### [Goal]
Copy the material that follows word for word and omit its pictures.

Dataset items
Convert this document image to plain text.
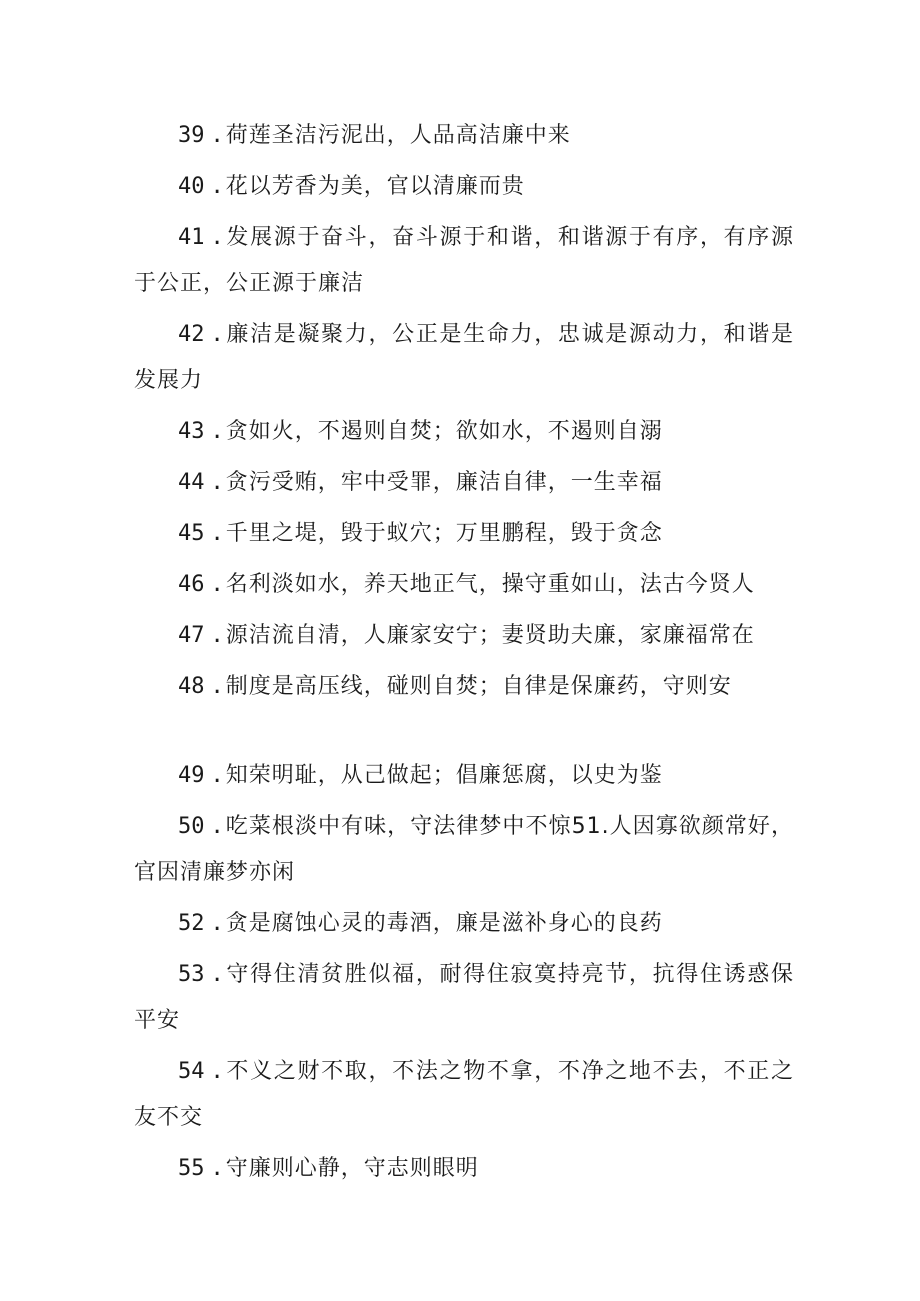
39 .荷莲圣洁污泥出，人品高洁廉中来

40 .花以芳香为美，官以清廉而贵

41 .发展源于奋斗，奋斗源于和谐，和谐源于有序，有序源于公正，公正源于廉洁

42 .廉洁是凝聚力，公正是生命力，忠诚是源动力，和谐是发展力

43 .贪如火，不遏则自焚；欲如水，不遏则自溺

44 .贪污受贿，牢中受罪，廉洁自律，一生幸福

45 .千里之堤，毁于蚁穴；万里鹏程，毁于贪念

46 .名利淡如水，养天地正气，操守重如山，法古今贤人

47 .源洁流自清，人廉家安宁；妻贤助夫廉，家廉福常在

48 .制度是高压线，碰则自焚；自律是保廉药，守则安

49 .知荣明耻，从己做起；倡廉惩腐，以史为鉴

50 .吃菜根淡中有味，守法律梦中不惊51.人因寡欲颜常好，官因清廉梦亦闲

52 .贪是腐蚀心灵的毒酒，廉是滋补身心的良药

53 .守得住清贫胜似福，耐得住寂寞持亮节，抗得住诱惑保平安

54 .不义之财不取，不法之物不拿，不净之地不去，不正之友不交

55 .守廉则心静，守志则眼明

### [Written reply]
Convert this document image to plain text.
39 .荷莲圣洁污泥出，人品高洁廉中来

40 .花以芳香为美，官以清廉而贵

41 .发展源于奋斗，奋斗源于和谐，和谐源于有序，有序源于公正，公正源于廉洁

42 .廉洁是凝聚力，公正是生命力，忠诚是源动力，和谐是发展力

43 .贪如火，不遏则自焚；欲如水，不遏则自溺

44 .贪污受贿，牢中受罪，廉洁自律，一生幸福

45 .千里之堤，毁于蚁穴；万里鹏程，毁于贪念

46 .名利淡如水，养天地正气，操守重如山，法古今贤人

47 .源洁流自清，人廉家安宁；妻贤助夫廉，家廉福常在

48 .制度是高压线，碰则自焚；自律是保廉药，守则安

49 .知荣明耻，从己做起；倡廉惩腐，以史为鉴

50 .吃菜根淡中有味，守法律梦中不惊51.人因寡欲颜常好，官因清廉梦亦闲

52 .贪是腐蚀心灵的毒酒，廉是滋补身心的良药

53 .守得住清贫胜似福，耐得住寂寞持亮节，抗得住诱惑保平安

54 .不义之财不取，不法之物不拿，不净之地不去，不正之友不交

55 .守廉则心静，守志则眼明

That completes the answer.